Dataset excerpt
↓

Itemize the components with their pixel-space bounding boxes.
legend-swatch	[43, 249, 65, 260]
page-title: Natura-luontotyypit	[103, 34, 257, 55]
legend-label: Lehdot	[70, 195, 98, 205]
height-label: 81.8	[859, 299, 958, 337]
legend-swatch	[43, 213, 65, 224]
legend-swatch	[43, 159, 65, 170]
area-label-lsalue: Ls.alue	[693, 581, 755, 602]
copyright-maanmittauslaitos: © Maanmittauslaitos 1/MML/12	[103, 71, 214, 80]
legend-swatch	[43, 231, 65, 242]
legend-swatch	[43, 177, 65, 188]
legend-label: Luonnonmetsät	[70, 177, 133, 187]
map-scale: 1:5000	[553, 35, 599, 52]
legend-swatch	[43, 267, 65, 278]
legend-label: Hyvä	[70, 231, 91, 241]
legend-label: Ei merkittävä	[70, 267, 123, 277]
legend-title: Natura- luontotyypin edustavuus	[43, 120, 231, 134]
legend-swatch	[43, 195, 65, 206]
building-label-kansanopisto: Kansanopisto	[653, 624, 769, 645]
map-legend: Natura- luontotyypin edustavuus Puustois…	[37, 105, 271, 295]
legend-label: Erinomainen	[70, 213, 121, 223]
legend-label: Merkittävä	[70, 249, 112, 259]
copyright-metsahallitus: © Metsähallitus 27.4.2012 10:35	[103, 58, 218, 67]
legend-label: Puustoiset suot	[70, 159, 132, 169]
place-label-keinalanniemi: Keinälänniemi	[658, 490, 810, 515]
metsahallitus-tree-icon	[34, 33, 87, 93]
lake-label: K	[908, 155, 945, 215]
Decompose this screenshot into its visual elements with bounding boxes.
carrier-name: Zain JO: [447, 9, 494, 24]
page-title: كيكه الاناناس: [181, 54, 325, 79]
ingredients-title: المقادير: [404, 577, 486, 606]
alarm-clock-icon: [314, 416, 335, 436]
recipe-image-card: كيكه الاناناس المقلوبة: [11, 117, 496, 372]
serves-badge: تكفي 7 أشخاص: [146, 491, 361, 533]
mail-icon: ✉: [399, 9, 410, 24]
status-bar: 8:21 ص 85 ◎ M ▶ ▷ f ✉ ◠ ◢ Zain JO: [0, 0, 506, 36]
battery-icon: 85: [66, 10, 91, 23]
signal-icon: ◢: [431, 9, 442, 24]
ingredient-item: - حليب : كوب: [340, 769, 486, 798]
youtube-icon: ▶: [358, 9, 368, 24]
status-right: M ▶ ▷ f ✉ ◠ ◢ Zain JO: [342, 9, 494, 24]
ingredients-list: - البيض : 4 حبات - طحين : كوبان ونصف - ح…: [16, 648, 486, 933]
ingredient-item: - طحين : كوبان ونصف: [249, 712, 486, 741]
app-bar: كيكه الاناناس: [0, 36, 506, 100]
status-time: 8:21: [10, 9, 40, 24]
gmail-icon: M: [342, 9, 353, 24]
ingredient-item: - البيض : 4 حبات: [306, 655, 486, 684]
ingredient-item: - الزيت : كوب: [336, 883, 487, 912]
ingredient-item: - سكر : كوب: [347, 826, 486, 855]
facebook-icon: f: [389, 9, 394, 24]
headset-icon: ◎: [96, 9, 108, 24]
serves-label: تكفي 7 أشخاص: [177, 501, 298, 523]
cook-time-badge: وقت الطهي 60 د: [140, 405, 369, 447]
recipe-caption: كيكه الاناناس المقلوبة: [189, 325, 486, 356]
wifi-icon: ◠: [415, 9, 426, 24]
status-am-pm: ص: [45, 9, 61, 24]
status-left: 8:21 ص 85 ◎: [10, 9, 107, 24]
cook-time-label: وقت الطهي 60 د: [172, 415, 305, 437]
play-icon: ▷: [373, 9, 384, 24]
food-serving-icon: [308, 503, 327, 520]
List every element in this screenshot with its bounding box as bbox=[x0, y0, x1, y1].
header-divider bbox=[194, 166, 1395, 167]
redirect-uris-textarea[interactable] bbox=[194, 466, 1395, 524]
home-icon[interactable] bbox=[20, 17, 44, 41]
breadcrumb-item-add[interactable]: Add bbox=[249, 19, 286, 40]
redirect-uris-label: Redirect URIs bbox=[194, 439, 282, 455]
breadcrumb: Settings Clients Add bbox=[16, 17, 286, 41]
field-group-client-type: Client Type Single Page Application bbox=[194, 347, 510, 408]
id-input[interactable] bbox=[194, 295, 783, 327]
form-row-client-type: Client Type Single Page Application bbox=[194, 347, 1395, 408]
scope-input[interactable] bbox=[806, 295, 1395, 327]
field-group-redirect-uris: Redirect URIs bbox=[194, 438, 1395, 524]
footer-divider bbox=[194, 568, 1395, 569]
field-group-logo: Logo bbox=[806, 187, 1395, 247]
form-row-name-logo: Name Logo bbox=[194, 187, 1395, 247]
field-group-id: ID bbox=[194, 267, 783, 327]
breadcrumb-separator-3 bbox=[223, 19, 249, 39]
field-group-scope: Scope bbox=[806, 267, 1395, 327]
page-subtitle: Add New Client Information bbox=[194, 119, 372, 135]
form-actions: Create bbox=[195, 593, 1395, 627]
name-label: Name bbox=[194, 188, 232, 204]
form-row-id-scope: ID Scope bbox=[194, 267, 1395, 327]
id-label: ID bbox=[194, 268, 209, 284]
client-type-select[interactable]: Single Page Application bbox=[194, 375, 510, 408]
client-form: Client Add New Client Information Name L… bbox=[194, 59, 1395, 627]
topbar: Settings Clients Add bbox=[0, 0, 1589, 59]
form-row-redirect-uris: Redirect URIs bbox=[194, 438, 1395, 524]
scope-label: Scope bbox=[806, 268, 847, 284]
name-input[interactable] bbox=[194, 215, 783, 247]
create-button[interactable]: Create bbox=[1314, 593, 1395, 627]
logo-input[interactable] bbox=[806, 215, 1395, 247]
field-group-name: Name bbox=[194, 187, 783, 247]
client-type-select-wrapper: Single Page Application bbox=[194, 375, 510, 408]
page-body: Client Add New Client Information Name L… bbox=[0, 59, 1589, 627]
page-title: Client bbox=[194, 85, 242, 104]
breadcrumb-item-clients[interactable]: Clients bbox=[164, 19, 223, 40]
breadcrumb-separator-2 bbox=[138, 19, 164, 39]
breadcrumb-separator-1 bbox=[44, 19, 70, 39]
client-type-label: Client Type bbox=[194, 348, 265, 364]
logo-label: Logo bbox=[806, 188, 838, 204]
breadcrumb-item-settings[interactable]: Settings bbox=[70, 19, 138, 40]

↑

**YOUR OBJECTIVE**
Reproduce every line of the listing above word for word, from start to finish.

**WORKED ANSWER**
Itemize the components with their pixel-space bounding boxes.
legend-swatch	[43, 249, 65, 260]
page-title: Natura-luontotyypit	[103, 34, 257, 55]
legend-label: Lehdot	[70, 195, 98, 205]
height-label: 81.8	[859, 299, 958, 337]
legend-swatch	[43, 213, 65, 224]
legend-swatch	[43, 159, 65, 170]
area-label-lsalue: Ls.alue	[693, 581, 755, 602]
copyright-maanmittauslaitos: © Maanmittauslaitos 1/MML/12	[103, 71, 214, 80]
legend-swatch	[43, 231, 65, 242]
legend-swatch	[43, 177, 65, 188]
legend-label: Luonnonmetsät	[70, 177, 133, 187]
map-scale: 1:5000	[553, 35, 599, 52]
legend-swatch	[43, 267, 65, 278]
legend-label: Hyvä	[70, 231, 91, 241]
legend-label: Ei merkittävä	[70, 267, 123, 277]
legend-title: Natura- luontotyypin edustavuus	[43, 120, 231, 134]
legend-swatch	[43, 195, 65, 206]
building-label-kansanopisto: Kansanopisto	[653, 624, 769, 645]
map-legend: Natura- luontotyypin edustavuus Puustois…	[37, 105, 271, 295]
legend-label: Erinomainen	[70, 213, 121, 223]
legend-label: Merkittävä	[70, 249, 112, 259]
copyright-metsahallitus: © Metsähallitus 27.4.2012 10:35	[103, 58, 218, 67]
legend-label: Puustoiset suot	[70, 159, 132, 169]
place-label-keinalanniemi: Keinälänniemi	[658, 490, 810, 515]
metsahallitus-tree-icon	[34, 33, 87, 93]
lake-label: K	[908, 155, 945, 215]
Decompose this screenshot into its visual elements with bounding boxes.
carrier-name: Zain JO: [447, 9, 494, 24]
page-title: كيكه الاناناس: [181, 54, 325, 79]
ingredients-title: المقادير: [404, 577, 486, 606]
alarm-clock-icon: [314, 416, 335, 436]
recipe-image-card: كيكه الاناناس المقلوبة: [11, 117, 496, 372]
serves-badge: تكفي 7 أشخاص: [146, 491, 361, 533]
mail-icon: ✉: [399, 9, 410, 24]
status-bar: 8:21 ص 85 ◎ M ▶ ▷ f ✉ ◠ ◢ Zain JO: [0, 0, 506, 36]
battery-icon: 85: [66, 10, 91, 23]
signal-icon: ◢: [431, 9, 442, 24]
ingredient-item: - حليب : كوب: [340, 769, 486, 798]
youtube-icon: ▶: [358, 9, 368, 24]
status-right: M ▶ ▷ f ✉ ◠ ◢ Zain JO: [342, 9, 494, 24]
ingredients-list: - البيض : 4 حبات - طحين : كوبان ونصف - ح…: [16, 648, 486, 933]
ingredient-item: - طحين : كوبان ونصف: [249, 712, 486, 741]
app-bar: كيكه الاناناس: [0, 36, 506, 100]
status-time: 8:21: [10, 9, 40, 24]
gmail-icon: M: [342, 9, 353, 24]
ingredient-item: - البيض : 4 حبات: [306, 655, 486, 684]
ingredient-item: - الزيت : كوب: [336, 883, 487, 912]
ingredient-item: - سكر : كوب: [347, 826, 486, 855]
facebook-icon: f: [389, 9, 394, 24]
headset-icon: ◎: [96, 9, 108, 24]
serves-label: تكفي 7 أشخاص: [177, 501, 298, 523]
cook-time-badge: وقت الطهي 60 د: [140, 405, 369, 447]
recipe-caption: كيكه الاناناس المقلوبة: [189, 325, 486, 356]
wifi-icon: ◠: [415, 9, 426, 24]
status-am-pm: ص: [45, 9, 61, 24]
status-left: 8:21 ص 85 ◎: [10, 9, 107, 24]
cook-time-label: وقت الطهي 60 د: [172, 415, 305, 437]
play-icon: ▷: [373, 9, 384, 24]
food-serving-icon: [308, 503, 327, 520]
List every element in this screenshot with its bounding box as bbox=[x0, y0, x1, y1].
header-divider bbox=[194, 166, 1395, 167]
redirect-uris-textarea[interactable] bbox=[194, 466, 1395, 524]
home-icon[interactable] bbox=[20, 17, 44, 41]
breadcrumb-item-add[interactable]: Add bbox=[249, 19, 286, 40]
redirect-uris-label: Redirect URIs bbox=[194, 439, 282, 455]
breadcrumb: Settings Clients Add bbox=[16, 17, 286, 41]
field-group-client-type: Client Type Single Page Application bbox=[194, 347, 510, 408]
id-input[interactable] bbox=[194, 295, 783, 327]
form-row-client-type: Client Type Single Page Application bbox=[194, 347, 1395, 408]
scope-input[interactable] bbox=[806, 295, 1395, 327]
field-group-redirect-uris: Redirect URIs bbox=[194, 438, 1395, 524]
footer-divider bbox=[194, 568, 1395, 569]
field-group-logo: Logo bbox=[806, 187, 1395, 247]
form-row-name-logo: Name Logo bbox=[194, 187, 1395, 247]
field-group-id: ID bbox=[194, 267, 783, 327]
breadcrumb-separator-3 bbox=[223, 19, 249, 39]
field-group-scope: Scope bbox=[806, 267, 1395, 327]
page-subtitle: Add New Client Information bbox=[194, 119, 372, 135]
form-actions: Create bbox=[195, 593, 1395, 627]
name-label: Name bbox=[194, 188, 232, 204]
form-row-id-scope: ID Scope bbox=[194, 267, 1395, 327]
id-label: ID bbox=[194, 268, 209, 284]
client-type-select[interactable]: Single Page Application bbox=[194, 375, 510, 408]
client-form: Client Add New Client Information Name L… bbox=[194, 59, 1395, 627]
topbar: Settings Clients Add bbox=[0, 0, 1589, 59]
form-row-redirect-uris: Redirect URIs bbox=[194, 438, 1395, 524]
scope-label: Scope bbox=[806, 268, 847, 284]
name-input[interactable] bbox=[194, 215, 783, 247]
create-button[interactable]: Create bbox=[1314, 593, 1395, 627]
logo-input[interactable] bbox=[806, 215, 1395, 247]
field-group-name: Name bbox=[194, 187, 783, 247]
client-type-select-wrapper: Single Page Application bbox=[194, 375, 510, 408]
page-body: Client Add New Client Information Name L… bbox=[0, 59, 1589, 627]
page-title: Client bbox=[194, 85, 242, 104]
breadcrumb-item-clients[interactable]: Clients bbox=[164, 19, 223, 40]
breadcrumb-separator-2 bbox=[138, 19, 164, 39]
breadcrumb-separator-1 bbox=[44, 19, 70, 39]
client-type-label: Client Type bbox=[194, 348, 265, 364]
logo-label: Logo bbox=[806, 188, 838, 204]
breadcrumb-item-settings[interactable]: Settings bbox=[70, 19, 138, 40]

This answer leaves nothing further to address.